TASK STATEMENT - Separate out the lines that hold "Einkommensarmut".

ENTRIES SUPPLIED -
=====
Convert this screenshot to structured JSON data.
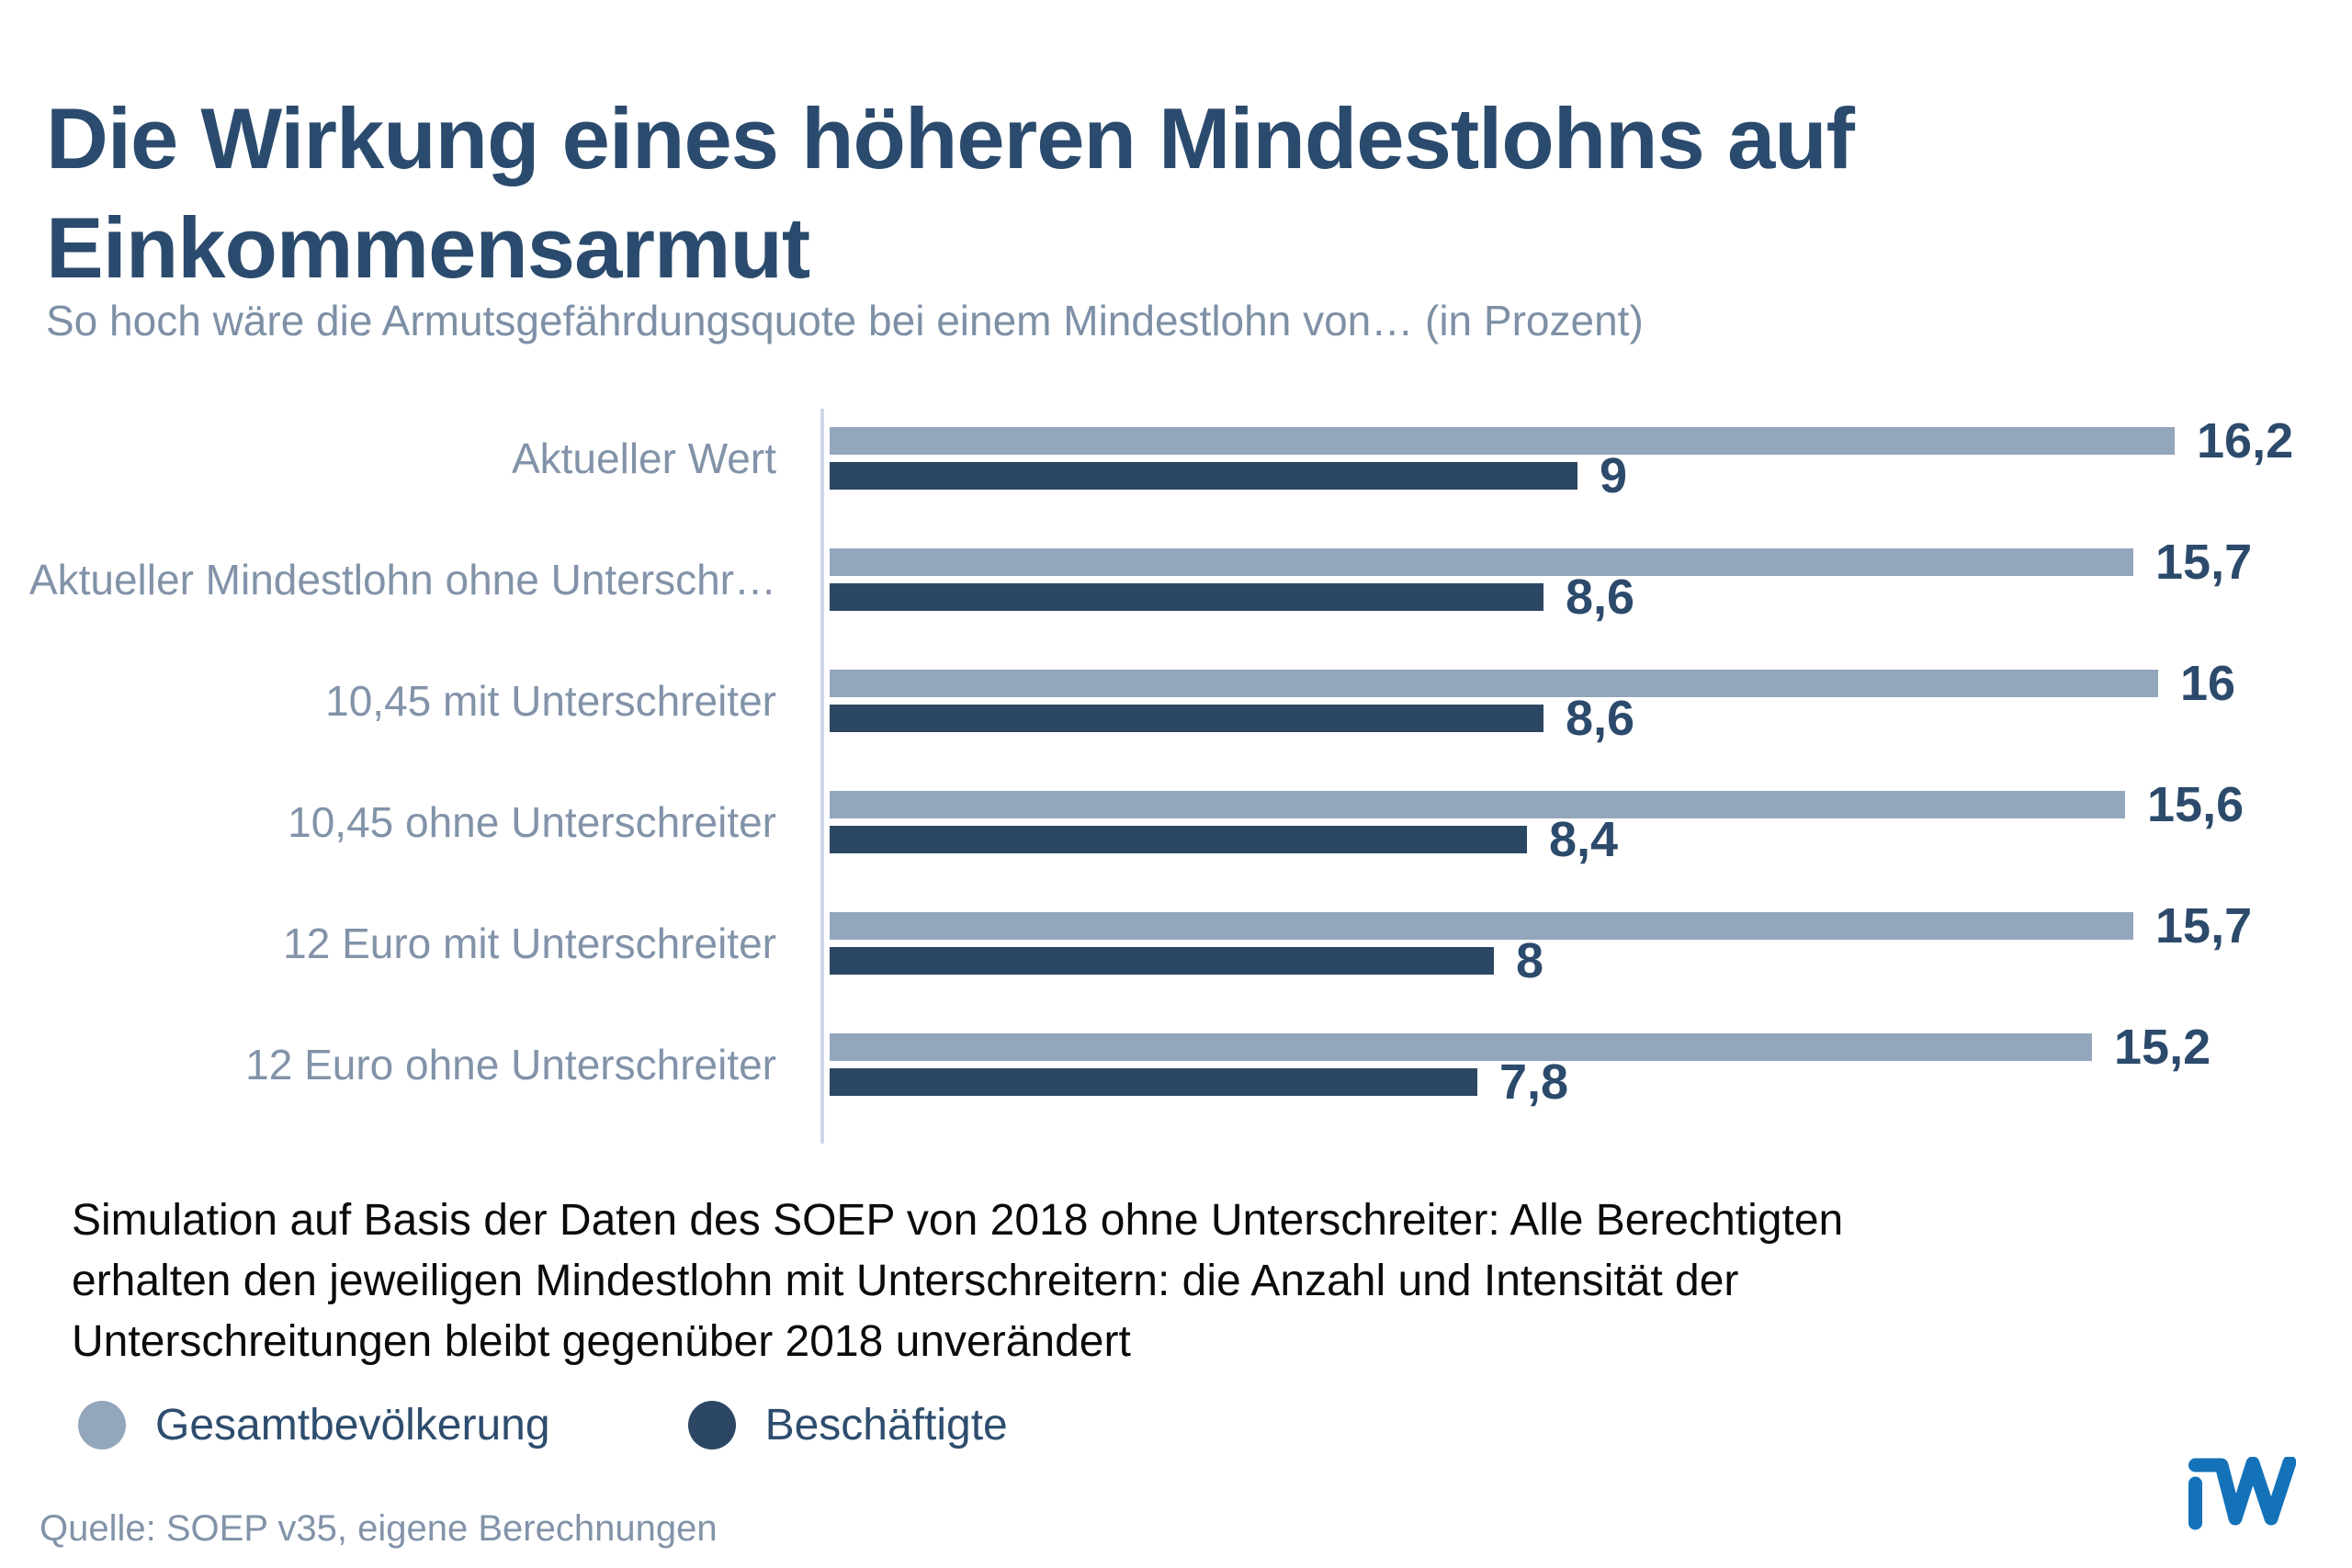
{
  "title": "Die Wirkung eines höheren Mindestlohns auf Einkommensarmut",
  "subtitle": "So hoch wäre die Armutsgefährdungsquote bei einem Mindestlohn von… (in Prozent)",
  "note_lines": [
    "Simulation auf Basis der Daten des SOEP von 2018 ohne Unterschreiter: Alle Berechtigten",
    "erhalten den jeweiligen Mindestlohn mit Unterschreitern: die Anzahl und Intensität der",
    "Unterschreitungen bleibt gegenüber 2018 unverändert"
  ],
  "legend": [
    {
      "label": "Gesamtbevölkerung",
      "color": "#93a6bc"
    },
    {
      "label": "Beschäftigte",
      "color": "#2c4763"
    }
  ],
  "source": "Quelle: SOEP v35, eigene Berechnungen",
  "logo_name": "IW",
  "colors": {
    "title": "#2b4b6e",
    "subtitle": "#7e90a6",
    "category_label": "#8293a9",
    "value_label": "#2c4a6b",
    "bar_light": "#93a6bc",
    "bar_dark": "#2c4763",
    "axis_line": "#ccd9e6",
    "logo_blue": "#1472b9"
  },
  "chart_data": {
    "type": "bar",
    "orientation": "horizontal",
    "title": "Die Wirkung eines höheren Mindestlohns auf Einkommensarmut",
    "subtitle": "So hoch wäre die Armutsgefährdungsquote bei einem Mindestlohn von… (in Prozent)",
    "unit": "Prozent",
    "categories": [
      "Aktueller Wert",
      "Aktueller Mindestlohn ohne Unterschr…",
      "10,45 mit Unterschreiter",
      "10,45 ohne Unterschreiter",
      "12 Euro mit Unterschreiter",
      "12 Euro ohne Unterschreiter"
    ],
    "series": [
      {
        "name": "Gesamtbevölkerung",
        "color": "#93a6bc",
        "values": [
          16.2,
          15.7,
          16,
          15.6,
          15.7,
          15.2
        ],
        "value_labels": [
          "16,2",
          "15,7",
          "16",
          "15,6",
          "15,7",
          "15,2"
        ]
      },
      {
        "name": "Beschäftigte",
        "color": "#2c4763",
        "values": [
          9,
          8.6,
          8.6,
          8.4,
          8,
          7.8
        ],
        "value_labels": [
          "9",
          "8,6",
          "8,6",
          "8,4",
          "8",
          "7,8"
        ]
      }
    ],
    "xlim": [
      0,
      18
    ],
    "value_labels_shown": true,
    "grid": false,
    "legend_position": "bottom"
  }
}
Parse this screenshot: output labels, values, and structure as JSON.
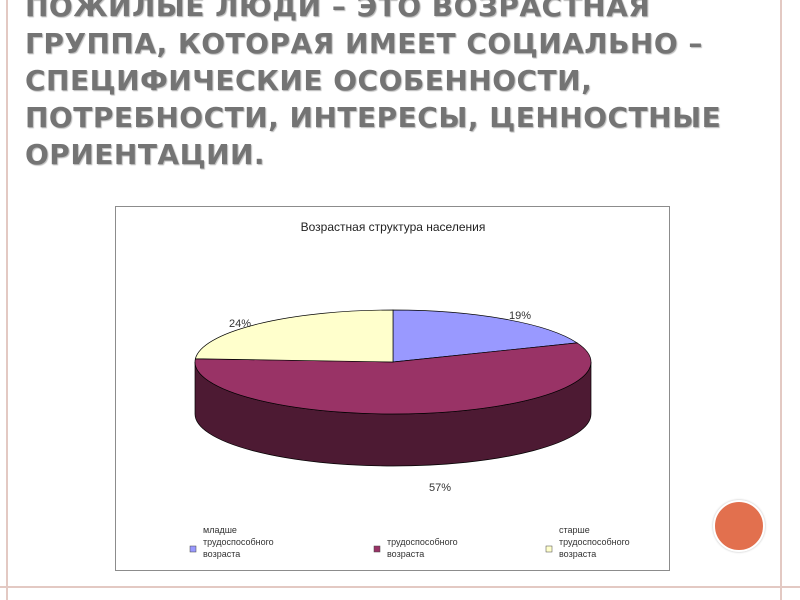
{
  "slide": {
    "title": "ПОЖИЛЫЕ ЛЮДИ – ЭТО ВОЗРАСТНАЯ ГРУППА, КОТОРАЯ ИМЕЕТ СОЦИАЛЬНО – СПЕЦИФИЧЕСКИЕ ОСОБЕННОСТИ, ПОТРЕБНОСТИ, ИНТЕРЕСЫ, ЦЕННОСТНЫЕ ОРИЕНТАЦИИ."
  },
  "chart_data": {
    "type": "pie",
    "title": "Возрастная структура населения",
    "slices": [
      {
        "label": "младше трудоспособного возраста",
        "value": 19,
        "value_label": "19%",
        "color": "#9999ff",
        "side_color": "#5a5aa6"
      },
      {
        "label": "трудоспособного возраста",
        "value": 57,
        "value_label": "57%",
        "color": "#993366",
        "side_color": "#4d1a33"
      },
      {
        "label": "старше трудоспособного возраста",
        "value": 24,
        "value_label": "24%",
        "color": "#ffffcc",
        "side_color": "#b3b38f"
      }
    ],
    "legend_position": "bottom",
    "legend": [
      {
        "lines": [
          "младше",
          "трудоспособного",
          "возраста"
        ]
      },
      {
        "lines": [
          "трудоспособного",
          "возраста"
        ]
      },
      {
        "lines": [
          "старше",
          "трудоспособного",
          "возраста"
        ]
      }
    ]
  }
}
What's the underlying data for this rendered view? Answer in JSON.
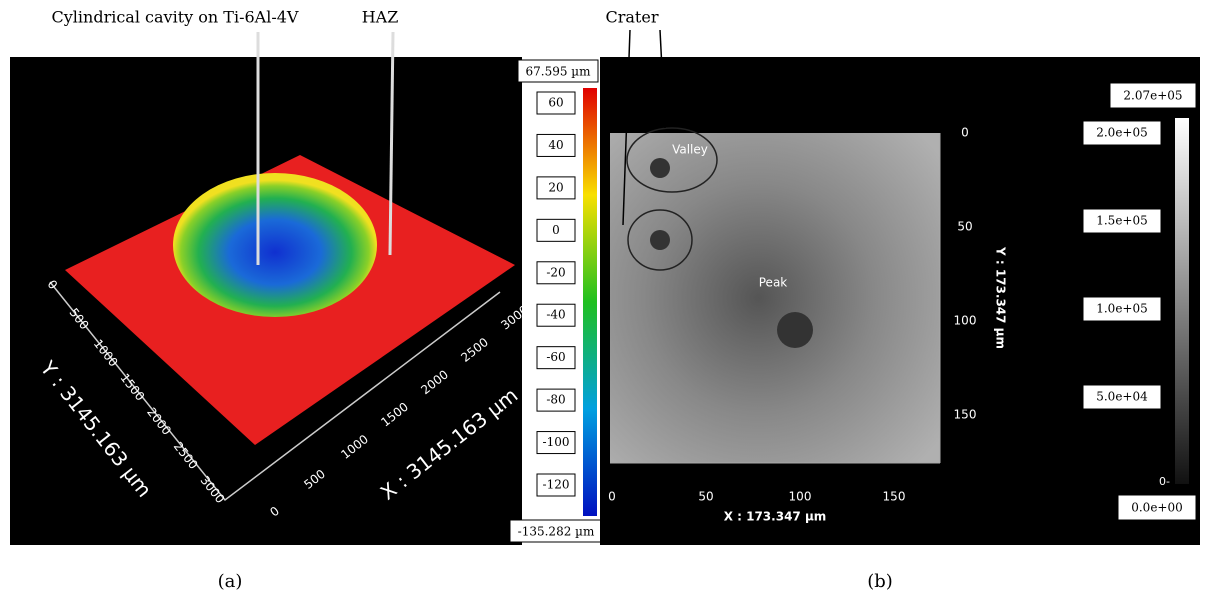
{
  "panel_a": {
    "annotations": [
      "Cylindrical cavity on Ti-6Al-4V",
      "HAZ"
    ],
    "x_axis_label": "X : 3145.163 µm",
    "y_axis_label": "Y : 3145.163 µm",
    "x_ticks": [
      "0",
      "500",
      "1000",
      "1500",
      "2000",
      "2500",
      "3000"
    ],
    "y_ticks": [
      "0",
      "500",
      "1000",
      "1500",
      "2000",
      "2500",
      "3000"
    ],
    "colorbar": {
      "max_label": "67.595 µm",
      "min_label": "-135.282 µm",
      "ticks": [
        "60",
        "40",
        "20",
        "0",
        "-20",
        "-40",
        "-60",
        "-80",
        "-100",
        "-120"
      ]
    },
    "caption": "(a)"
  },
  "panel_b": {
    "annotation": "Crater",
    "markers": [
      "Valley",
      "Peak"
    ],
    "x_axis_label": "X : 173.347 µm",
    "y_axis_label": "Y : 173.347 µm",
    "x_ticks": [
      "0",
      "50",
      "100",
      "150"
    ],
    "y_ticks": [
      "0",
      "50",
      "100",
      "150"
    ],
    "colorbar": {
      "max_label": "2.07e+05",
      "min_label": "0.0e+00",
      "zero_tick": "0-",
      "ticks": [
        "2.0e+05",
        "1.5e+05",
        "1.0e+05",
        "5.0e+04"
      ]
    },
    "caption": "(b)"
  }
}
=====
OUTPUT FOR THIS EXERCISE -
  "title": "Die Wirkung eines höheren Mindestlohns auf Einkommensarmut",
    "title": "Die Wirkung eines höheren Mindestlohns auf Einkommensarmut",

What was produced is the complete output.